= RECORDS TO USE =
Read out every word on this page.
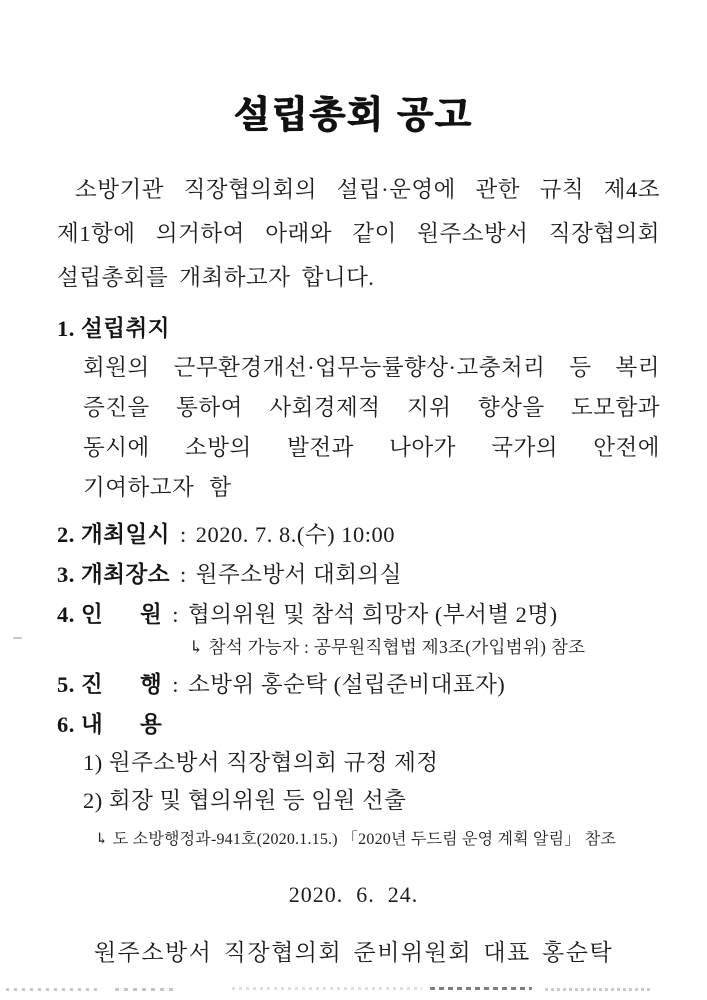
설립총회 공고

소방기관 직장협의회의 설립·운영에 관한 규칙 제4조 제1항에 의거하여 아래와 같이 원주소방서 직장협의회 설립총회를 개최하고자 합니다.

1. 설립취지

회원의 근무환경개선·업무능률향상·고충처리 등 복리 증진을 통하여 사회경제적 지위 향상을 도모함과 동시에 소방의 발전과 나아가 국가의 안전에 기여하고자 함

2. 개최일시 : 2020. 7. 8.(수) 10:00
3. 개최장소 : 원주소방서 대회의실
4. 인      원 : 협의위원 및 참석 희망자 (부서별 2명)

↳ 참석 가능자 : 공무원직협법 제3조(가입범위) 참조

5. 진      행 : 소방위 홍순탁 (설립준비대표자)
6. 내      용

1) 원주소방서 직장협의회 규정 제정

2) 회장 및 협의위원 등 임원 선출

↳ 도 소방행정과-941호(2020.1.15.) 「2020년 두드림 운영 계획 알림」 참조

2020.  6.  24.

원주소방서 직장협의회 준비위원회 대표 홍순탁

* * *

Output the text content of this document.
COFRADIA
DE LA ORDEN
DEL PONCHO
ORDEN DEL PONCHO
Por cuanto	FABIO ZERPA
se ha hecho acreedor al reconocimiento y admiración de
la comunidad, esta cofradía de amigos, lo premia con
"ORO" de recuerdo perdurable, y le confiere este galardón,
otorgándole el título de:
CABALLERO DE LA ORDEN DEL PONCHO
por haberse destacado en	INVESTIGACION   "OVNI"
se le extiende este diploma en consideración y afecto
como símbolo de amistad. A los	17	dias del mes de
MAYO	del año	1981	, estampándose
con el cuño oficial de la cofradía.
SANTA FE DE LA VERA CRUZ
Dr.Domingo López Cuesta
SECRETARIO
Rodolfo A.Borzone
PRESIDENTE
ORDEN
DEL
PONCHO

...

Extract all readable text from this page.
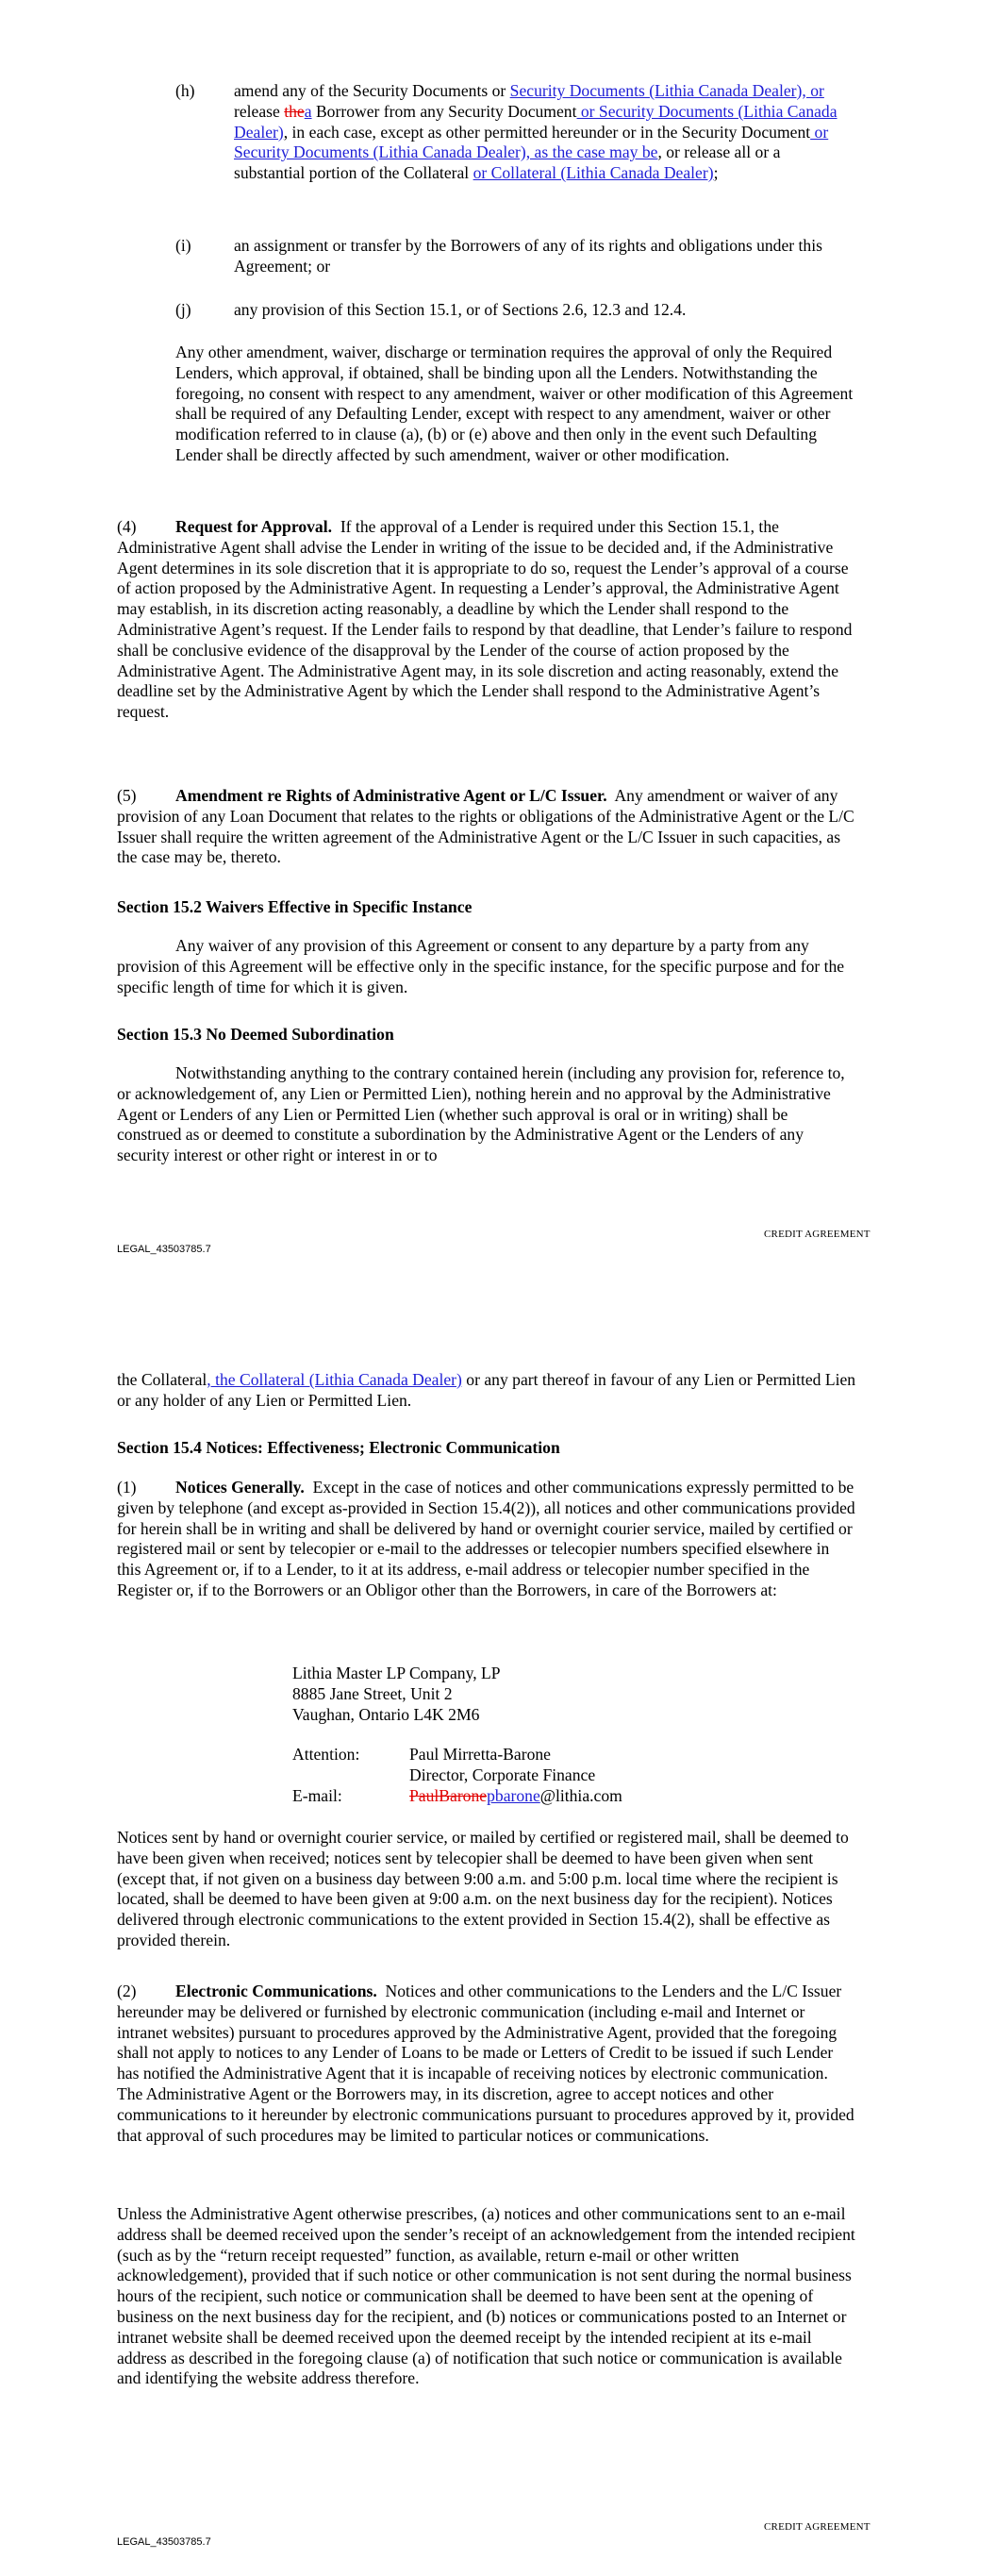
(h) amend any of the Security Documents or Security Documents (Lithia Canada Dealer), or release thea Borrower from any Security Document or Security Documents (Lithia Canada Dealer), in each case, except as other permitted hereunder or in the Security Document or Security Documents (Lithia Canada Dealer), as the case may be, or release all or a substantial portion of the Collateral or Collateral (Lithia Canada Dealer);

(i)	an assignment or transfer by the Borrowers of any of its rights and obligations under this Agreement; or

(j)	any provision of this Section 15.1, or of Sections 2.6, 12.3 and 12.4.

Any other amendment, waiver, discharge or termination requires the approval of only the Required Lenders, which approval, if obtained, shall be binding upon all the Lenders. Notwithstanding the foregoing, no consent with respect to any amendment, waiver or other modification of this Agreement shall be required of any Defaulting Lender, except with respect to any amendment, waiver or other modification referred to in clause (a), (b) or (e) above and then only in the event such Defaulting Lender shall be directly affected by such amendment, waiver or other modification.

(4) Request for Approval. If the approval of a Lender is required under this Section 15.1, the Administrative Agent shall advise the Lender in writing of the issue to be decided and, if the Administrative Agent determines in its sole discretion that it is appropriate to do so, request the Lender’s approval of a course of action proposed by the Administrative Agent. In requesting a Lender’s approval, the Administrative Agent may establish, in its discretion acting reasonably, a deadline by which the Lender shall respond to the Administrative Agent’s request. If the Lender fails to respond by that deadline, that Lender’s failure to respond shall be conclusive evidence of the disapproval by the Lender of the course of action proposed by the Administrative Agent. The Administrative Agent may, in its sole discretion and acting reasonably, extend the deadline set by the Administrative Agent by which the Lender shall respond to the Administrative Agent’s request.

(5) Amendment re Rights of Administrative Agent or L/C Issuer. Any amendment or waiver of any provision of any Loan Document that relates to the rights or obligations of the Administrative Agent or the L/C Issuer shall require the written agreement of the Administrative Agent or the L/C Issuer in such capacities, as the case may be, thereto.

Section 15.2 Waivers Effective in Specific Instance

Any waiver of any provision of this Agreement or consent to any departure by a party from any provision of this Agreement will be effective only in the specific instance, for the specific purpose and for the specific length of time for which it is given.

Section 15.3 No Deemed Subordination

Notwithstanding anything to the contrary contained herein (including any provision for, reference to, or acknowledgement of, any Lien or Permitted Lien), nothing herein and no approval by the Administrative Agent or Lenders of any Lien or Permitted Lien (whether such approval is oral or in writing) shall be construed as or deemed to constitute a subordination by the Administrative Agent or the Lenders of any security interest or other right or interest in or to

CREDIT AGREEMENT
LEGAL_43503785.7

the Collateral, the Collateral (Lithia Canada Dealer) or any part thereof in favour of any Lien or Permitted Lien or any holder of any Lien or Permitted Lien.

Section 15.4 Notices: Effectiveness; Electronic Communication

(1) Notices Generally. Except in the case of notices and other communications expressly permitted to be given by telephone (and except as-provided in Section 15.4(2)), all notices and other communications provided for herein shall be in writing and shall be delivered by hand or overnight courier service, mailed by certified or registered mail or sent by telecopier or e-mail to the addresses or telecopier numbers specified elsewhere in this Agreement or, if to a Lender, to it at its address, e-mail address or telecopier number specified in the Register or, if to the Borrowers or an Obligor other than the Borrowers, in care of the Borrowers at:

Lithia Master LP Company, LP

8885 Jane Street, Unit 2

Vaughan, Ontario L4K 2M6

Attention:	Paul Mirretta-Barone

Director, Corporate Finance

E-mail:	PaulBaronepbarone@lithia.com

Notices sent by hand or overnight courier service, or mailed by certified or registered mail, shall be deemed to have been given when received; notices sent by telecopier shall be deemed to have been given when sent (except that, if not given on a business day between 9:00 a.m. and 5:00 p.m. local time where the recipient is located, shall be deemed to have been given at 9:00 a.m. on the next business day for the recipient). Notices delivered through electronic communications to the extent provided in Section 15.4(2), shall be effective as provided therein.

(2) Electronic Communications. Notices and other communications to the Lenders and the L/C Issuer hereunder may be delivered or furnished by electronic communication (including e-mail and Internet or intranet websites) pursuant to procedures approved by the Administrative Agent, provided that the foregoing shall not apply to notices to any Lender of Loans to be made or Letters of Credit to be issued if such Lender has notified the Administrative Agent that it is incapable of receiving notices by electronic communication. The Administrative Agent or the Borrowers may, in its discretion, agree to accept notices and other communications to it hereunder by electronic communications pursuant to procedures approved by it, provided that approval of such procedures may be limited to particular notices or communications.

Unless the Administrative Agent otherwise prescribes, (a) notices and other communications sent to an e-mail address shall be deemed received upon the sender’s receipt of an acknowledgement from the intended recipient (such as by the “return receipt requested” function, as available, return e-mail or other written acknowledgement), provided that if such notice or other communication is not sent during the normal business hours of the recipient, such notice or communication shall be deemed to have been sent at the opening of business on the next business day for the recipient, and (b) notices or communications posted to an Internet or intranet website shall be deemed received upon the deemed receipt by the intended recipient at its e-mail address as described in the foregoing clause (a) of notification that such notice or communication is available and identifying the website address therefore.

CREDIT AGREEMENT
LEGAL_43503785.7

= OBJECTIVE =
Look over the listing above. Pick out and copy every line that includes "delivered".

= RESULT OF THE TASK =
(1) Notices Generally. Except in the case of notices and other communications expressly permitted to be given by telephone (and except as-provided in Section 15.4(2)), all notices and other communications provided for herein shall be in writing and shall be delivered by hand or overnight courier service, mailed by certified or registered mail or sent by telecopier or e-mail to the addresses or telecopier numbers specified elsewhere in this Agreement or, if to a Lender, to it at its address, e-mail address or telecopier number specified in the Register or, if to the Borrowers or an Obligor other than the Borrowers, in care of the Borrowers at:
Notices sent by hand or overnight courier service, or mailed by certified or registered mail, shall be deemed to have been given when received; notices sent by telecopier shall be deemed to have been given when sent (except that, if not given on a business day between 9:00 a.m. and 5:00 p.m. local time where the recipient is located, shall be deemed to have been given at 9:00 a.m. on the next business day for the recipient). Notices delivered through electronic communications to the extent provided in Section 15.4(2), shall be effective as provided therein.
(2) Electronic Communications. Notices and other communications to the Lenders and the L/C Issuer hereunder may be delivered or furnished by electronic communication (including e-mail and Internet or intranet websites) pursuant to procedures approved by the Administrative Agent, provided that the foregoing shall not apply to notices to any Lender of Loans to be made or Letters of Credit to be issued if such Lender has notified the Administrative Agent that it is incapable of receiving notices by electronic communication. The Administrative Agent or the Borrowers may, in its discretion, agree to accept notices and other communications to it hereunder by electronic communications pursuant to procedures approved by it, provided that approval of such procedures may be limited to particular notices or communications.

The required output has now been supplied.